[begin RECORDS TO PROCESS]

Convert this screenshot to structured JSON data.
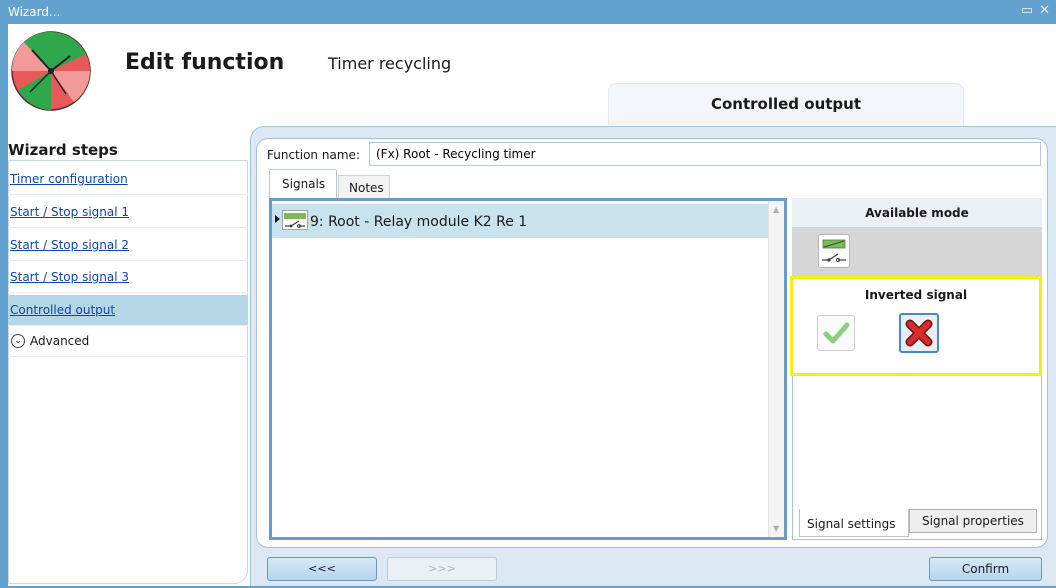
{
  "window": {
    "title": "Wizard...",
    "controls": [
      "restore-icon",
      "close-icon"
    ]
  },
  "header": {
    "title": "Edit function",
    "subtitle": "Timer recycling",
    "step_tab": "Controlled output"
  },
  "sidebar": {
    "heading": "Wizard steps",
    "items": [
      {
        "label": "Timer configuration"
      },
      {
        "label": "Start / Stop signal 1"
      },
      {
        "label": "Start / Stop signal 2"
      },
      {
        "label": "Start / Stop signal 3"
      },
      {
        "label": "Controlled output"
      }
    ],
    "active_item": "Controlled output",
    "advanced_label": "Advanced"
  },
  "form": {
    "function_name_label": "Function name:",
    "function_name_value": "(Fx) Root - Recycling timer"
  },
  "tabs": {
    "signals": "Signals",
    "notes": "Notes"
  },
  "signals_list": [
    {
      "icon": "relay-icon",
      "label": "9: Root - Relay module K2 Re 1"
    }
  ],
  "side_panel": {
    "available_mode_title": "Available mode",
    "available_mode_icon": "relay-icon",
    "inverted_signal_title": "Inverted signal",
    "inverted_selected": "no",
    "bottom_tabs": [
      "Signal settings",
      "Signal properties"
    ]
  },
  "navigation": {
    "prev_label": "<<<",
    "next_label": ">>>",
    "confirm_label": "Confirm"
  },
  "colors": {
    "titlebar": "#63a1cf",
    "active_step": "#b5d6e6",
    "highlight_frame": "#f5f011",
    "list_selection": "#c8e2ee"
  }
}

[end RECORDS TO PROCESS]

= EXERCISE =
Nothing but the pictures may be dropped; output the records above exactly.

= THE RESULT =
Convert this screenshot to structured JSON data.
{
  "window": {
    "title": "Wizard...",
    "controls": [
      "restore-icon",
      "close-icon"
    ]
  },
  "header": {
    "title": "Edit function",
    "subtitle": "Timer recycling",
    "step_tab": "Controlled output"
  },
  "sidebar": {
    "heading": "Wizard steps",
    "items": [
      {
        "label": "Timer configuration"
      },
      {
        "label": "Start / Stop signal 1"
      },
      {
        "label": "Start / Stop signal 2"
      },
      {
        "label": "Start / Stop signal 3"
      },
      {
        "label": "Controlled output"
      }
    ],
    "active_item": "Controlled output",
    "advanced_label": "Advanced"
  },
  "form": {
    "function_name_label": "Function name:",
    "function_name_value": "(Fx) Root - Recycling timer"
  },
  "tabs": {
    "signals": "Signals",
    "notes": "Notes"
  },
  "signals_list": [
    {
      "icon": "relay-icon",
      "label": "9: Root - Relay module K2 Re 1"
    }
  ],
  "side_panel": {
    "available_mode_title": "Available mode",
    "available_mode_icon": "relay-icon",
    "inverted_signal_title": "Inverted signal",
    "inverted_selected": "no",
    "bottom_tabs": [
      "Signal settings",
      "Signal properties"
    ]
  },
  "navigation": {
    "prev_label": "<<<",
    "next_label": ">>>",
    "confirm_label": "Confirm"
  },
  "colors": {
    "titlebar": "#63a1cf",
    "active_step": "#b5d6e6",
    "highlight_frame": "#f5f011",
    "list_selection": "#c8e2ee"
  }
}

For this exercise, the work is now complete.